## Task directions
Leave out the pictures and copy every record exactly.

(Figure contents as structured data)

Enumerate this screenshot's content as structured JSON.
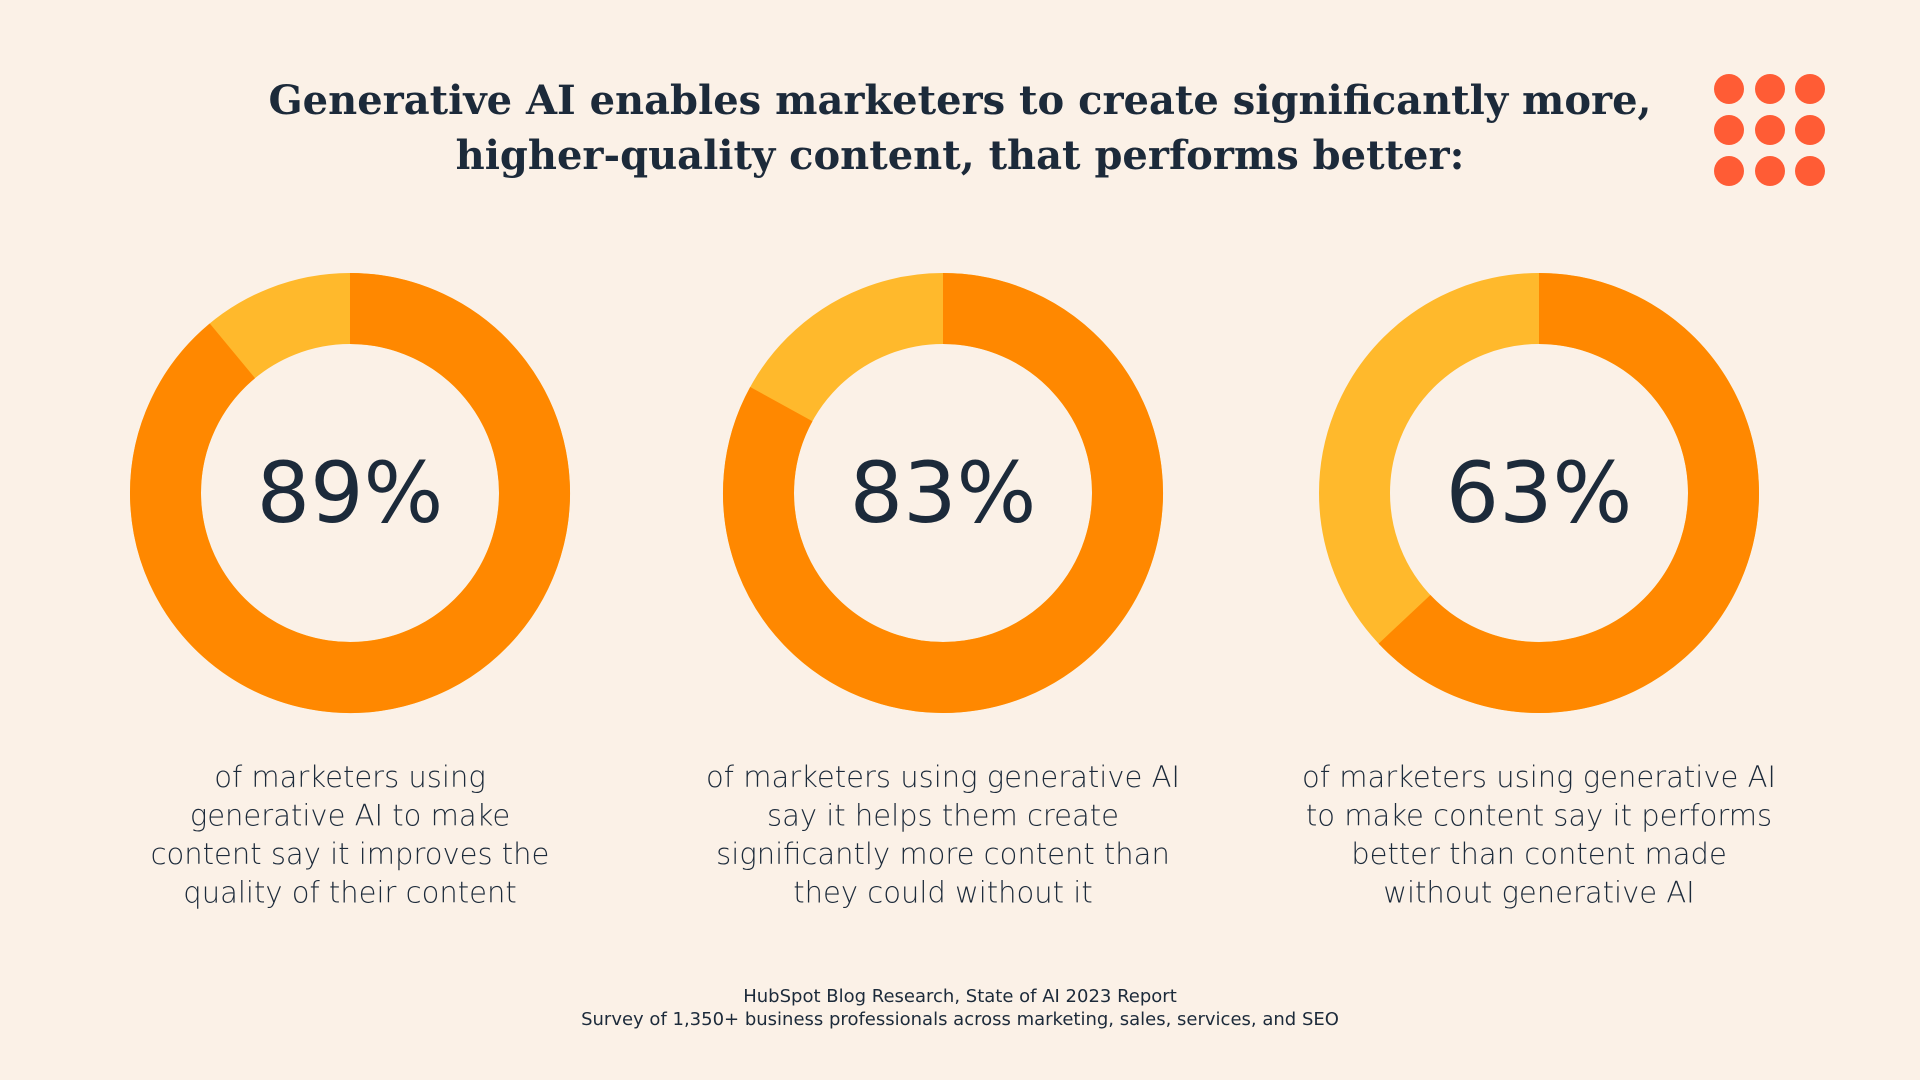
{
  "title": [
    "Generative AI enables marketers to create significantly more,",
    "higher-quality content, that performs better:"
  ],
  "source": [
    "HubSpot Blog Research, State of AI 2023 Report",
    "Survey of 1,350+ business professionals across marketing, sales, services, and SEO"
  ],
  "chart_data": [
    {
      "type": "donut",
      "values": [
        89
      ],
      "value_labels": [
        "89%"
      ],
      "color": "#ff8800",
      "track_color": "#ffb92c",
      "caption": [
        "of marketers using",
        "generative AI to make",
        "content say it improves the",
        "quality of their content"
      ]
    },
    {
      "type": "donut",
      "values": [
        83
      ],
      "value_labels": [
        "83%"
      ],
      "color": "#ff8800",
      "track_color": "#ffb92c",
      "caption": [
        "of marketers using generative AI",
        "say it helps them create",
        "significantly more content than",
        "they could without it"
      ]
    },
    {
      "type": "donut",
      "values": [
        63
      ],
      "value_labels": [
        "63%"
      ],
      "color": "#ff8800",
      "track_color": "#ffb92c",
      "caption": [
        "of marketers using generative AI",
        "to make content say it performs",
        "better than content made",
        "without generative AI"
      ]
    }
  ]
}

## Response to the exercise
Enumerate this screenshot's content as structured JSON.
{
  "title": [
    "Generative AI enables marketers to create significantly more,",
    "higher-quality content, that performs better:"
  ],
  "source": [
    "HubSpot Blog Research, State of AI 2023 Report",
    "Survey of 1,350+ business professionals across marketing, sales, services, and SEO"
  ],
  "chart_data": [
    {
      "type": "donut",
      "values": [
        89
      ],
      "value_labels": [
        "89%"
      ],
      "color": "#ff8800",
      "track_color": "#ffb92c",
      "caption": [
        "of marketers using",
        "generative AI to make",
        "content say it improves the",
        "quality of their content"
      ]
    },
    {
      "type": "donut",
      "values": [
        83
      ],
      "value_labels": [
        "83%"
      ],
      "color": "#ff8800",
      "track_color": "#ffb92c",
      "caption": [
        "of marketers using generative AI",
        "say it helps them create",
        "significantly more content than",
        "they could without it"
      ]
    },
    {
      "type": "donut",
      "values": [
        63
      ],
      "value_labels": [
        "63%"
      ],
      "color": "#ff8800",
      "track_color": "#ffb92c",
      "caption": [
        "of marketers using generative AI",
        "to make content say it performs",
        "better than content made",
        "without generative AI"
      ]
    }
  ]
}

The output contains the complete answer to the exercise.